[begin Materials provided]
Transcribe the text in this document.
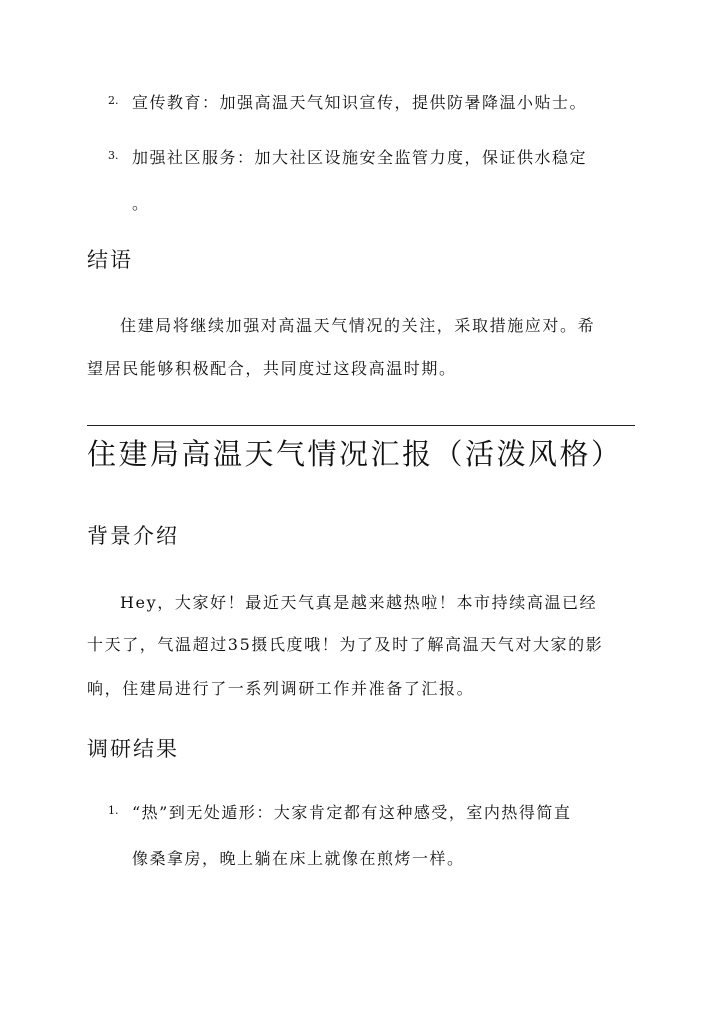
2. 宣传教育：加强高温天气知识宣传，提供防暑降温小贴士。
3. 加强社区服务：加大社区设施安全监管力度，保证供水稳定
。
结语
住建局将继续加强对高温天气情况的关注，采取措施应对。希
望居民能够积极配合，共同度过这段高温时期。
住建局高温天气情况汇报（活泼风格）
背景介绍
Hey，大家好！最近天气真是越来越热啦！本市持续高温已经
十天了，气温超过35摄氏度哦！为了及时了解高温天气对大家的影
响，住建局进行了一系列调研工作并准备了汇报。
调研结果
1. “热”到无处遁形：大家肯定都有这种感受，室内热得简直
像桑拿房，晚上躺在床上就像在煎烤一样。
[end Materials provided]
**What the task requires**
Output every entry verbatim. Pictures do not belong in the copy.

**Finished answer**
Transcribe the text in this document.
2. 宣传教育：加强高温天气知识宣传，提供防暑降温小贴士。
3. 加强社区服务：加大社区设施安全监管力度，保证供水稳定
。
结语
住建局将继续加强对高温天气情况的关注，采取措施应对。希
望居民能够积极配合，共同度过这段高温时期。
住建局高温天气情况汇报（活泼风格）
背景介绍
Hey，大家好！最近天气真是越来越热啦！本市持续高温已经
十天了，气温超过35摄氏度哦！为了及时了解高温天气对大家的影
响，住建局进行了一系列调研工作并准备了汇报。
调研结果
1. “热”到无处遁形：大家肯定都有这种感受，室内热得简直
像桑拿房，晚上躺在床上就像在煎烤一样。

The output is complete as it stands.